Figure content listings
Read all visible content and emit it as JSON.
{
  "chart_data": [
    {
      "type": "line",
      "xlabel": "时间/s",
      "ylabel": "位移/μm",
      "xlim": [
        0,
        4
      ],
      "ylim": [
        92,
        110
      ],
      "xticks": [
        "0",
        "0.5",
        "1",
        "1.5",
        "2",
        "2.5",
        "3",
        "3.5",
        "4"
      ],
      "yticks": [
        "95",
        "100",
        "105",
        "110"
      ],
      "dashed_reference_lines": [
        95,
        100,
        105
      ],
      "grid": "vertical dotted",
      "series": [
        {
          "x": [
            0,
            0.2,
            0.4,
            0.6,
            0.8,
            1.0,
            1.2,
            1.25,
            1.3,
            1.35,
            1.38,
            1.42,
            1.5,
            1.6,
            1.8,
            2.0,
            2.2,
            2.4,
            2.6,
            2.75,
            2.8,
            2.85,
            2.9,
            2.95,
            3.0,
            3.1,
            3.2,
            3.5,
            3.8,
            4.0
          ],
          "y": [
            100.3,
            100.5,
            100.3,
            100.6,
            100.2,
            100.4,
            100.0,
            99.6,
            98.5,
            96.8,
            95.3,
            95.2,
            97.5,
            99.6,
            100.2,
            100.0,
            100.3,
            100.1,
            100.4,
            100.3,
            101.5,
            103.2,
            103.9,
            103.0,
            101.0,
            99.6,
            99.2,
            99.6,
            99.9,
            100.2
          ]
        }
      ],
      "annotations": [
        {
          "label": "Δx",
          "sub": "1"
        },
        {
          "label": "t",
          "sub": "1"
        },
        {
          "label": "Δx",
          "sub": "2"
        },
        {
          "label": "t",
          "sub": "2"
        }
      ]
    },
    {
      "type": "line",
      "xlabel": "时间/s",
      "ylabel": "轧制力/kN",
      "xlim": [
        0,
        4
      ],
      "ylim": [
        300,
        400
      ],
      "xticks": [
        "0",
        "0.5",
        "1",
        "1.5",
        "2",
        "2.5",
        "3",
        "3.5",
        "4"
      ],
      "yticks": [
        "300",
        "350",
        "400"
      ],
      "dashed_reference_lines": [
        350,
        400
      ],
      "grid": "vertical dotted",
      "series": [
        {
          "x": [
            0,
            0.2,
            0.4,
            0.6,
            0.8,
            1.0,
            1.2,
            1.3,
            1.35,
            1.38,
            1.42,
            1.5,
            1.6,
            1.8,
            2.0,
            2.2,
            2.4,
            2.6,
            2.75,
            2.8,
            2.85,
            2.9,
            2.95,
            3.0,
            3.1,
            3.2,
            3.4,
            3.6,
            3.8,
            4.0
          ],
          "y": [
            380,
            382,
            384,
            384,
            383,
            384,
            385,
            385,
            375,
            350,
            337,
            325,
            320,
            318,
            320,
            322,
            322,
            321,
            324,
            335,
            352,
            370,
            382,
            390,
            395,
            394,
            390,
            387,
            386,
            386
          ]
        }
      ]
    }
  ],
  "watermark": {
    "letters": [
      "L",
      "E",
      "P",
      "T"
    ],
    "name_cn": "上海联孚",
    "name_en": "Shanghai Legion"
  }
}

What is required
Output the complete data exactly as written.

Reply
Read all visible content and emit it as JSON.
{
  "chart_data": [
    {
      "type": "line",
      "xlabel": "时间/s",
      "ylabel": "位移/μm",
      "xlim": [
        0,
        4
      ],
      "ylim": [
        92,
        110
      ],
      "xticks": [
        "0",
        "0.5",
        "1",
        "1.5",
        "2",
        "2.5",
        "3",
        "3.5",
        "4"
      ],
      "yticks": [
        "95",
        "100",
        "105",
        "110"
      ],
      "dashed_reference_lines": [
        95,
        100,
        105
      ],
      "grid": "vertical dotted",
      "series": [
        {
          "x": [
            0,
            0.2,
            0.4,
            0.6,
            0.8,
            1.0,
            1.2,
            1.25,
            1.3,
            1.35,
            1.38,
            1.42,
            1.5,
            1.6,
            1.8,
            2.0,
            2.2,
            2.4,
            2.6,
            2.75,
            2.8,
            2.85,
            2.9,
            2.95,
            3.0,
            3.1,
            3.2,
            3.5,
            3.8,
            4.0
          ],
          "y": [
            100.3,
            100.5,
            100.3,
            100.6,
            100.2,
            100.4,
            100.0,
            99.6,
            98.5,
            96.8,
            95.3,
            95.2,
            97.5,
            99.6,
            100.2,
            100.0,
            100.3,
            100.1,
            100.4,
            100.3,
            101.5,
            103.2,
            103.9,
            103.0,
            101.0,
            99.6,
            99.2,
            99.6,
            99.9,
            100.2
          ]
        }
      ],
      "annotations": [
        {
          "label": "Δx",
          "sub": "1"
        },
        {
          "label": "t",
          "sub": "1"
        },
        {
          "label": "Δx",
          "sub": "2"
        },
        {
          "label": "t",
          "sub": "2"
        }
      ]
    },
    {
      "type": "line",
      "xlabel": "时间/s",
      "ylabel": "轧制力/kN",
      "xlim": [
        0,
        4
      ],
      "ylim": [
        300,
        400
      ],
      "xticks": [
        "0",
        "0.5",
        "1",
        "1.5",
        "2",
        "2.5",
        "3",
        "3.5",
        "4"
      ],
      "yticks": [
        "300",
        "350",
        "400"
      ],
      "dashed_reference_lines": [
        350,
        400
      ],
      "grid": "vertical dotted",
      "series": [
        {
          "x": [
            0,
            0.2,
            0.4,
            0.6,
            0.8,
            1.0,
            1.2,
            1.3,
            1.35,
            1.38,
            1.42,
            1.5,
            1.6,
            1.8,
            2.0,
            2.2,
            2.4,
            2.6,
            2.75,
            2.8,
            2.85,
            2.9,
            2.95,
            3.0,
            3.1,
            3.2,
            3.4,
            3.6,
            3.8,
            4.0
          ],
          "y": [
            380,
            382,
            384,
            384,
            383,
            384,
            385,
            385,
            375,
            350,
            337,
            325,
            320,
            318,
            320,
            322,
            322,
            321,
            324,
            335,
            352,
            370,
            382,
            390,
            395,
            394,
            390,
            387,
            386,
            386
          ]
        }
      ]
    }
  ],
  "watermark": {
    "letters": [
      "L",
      "E",
      "P",
      "T"
    ],
    "name_cn": "上海联孚",
    "name_en": "Shanghai Legion"
  }
}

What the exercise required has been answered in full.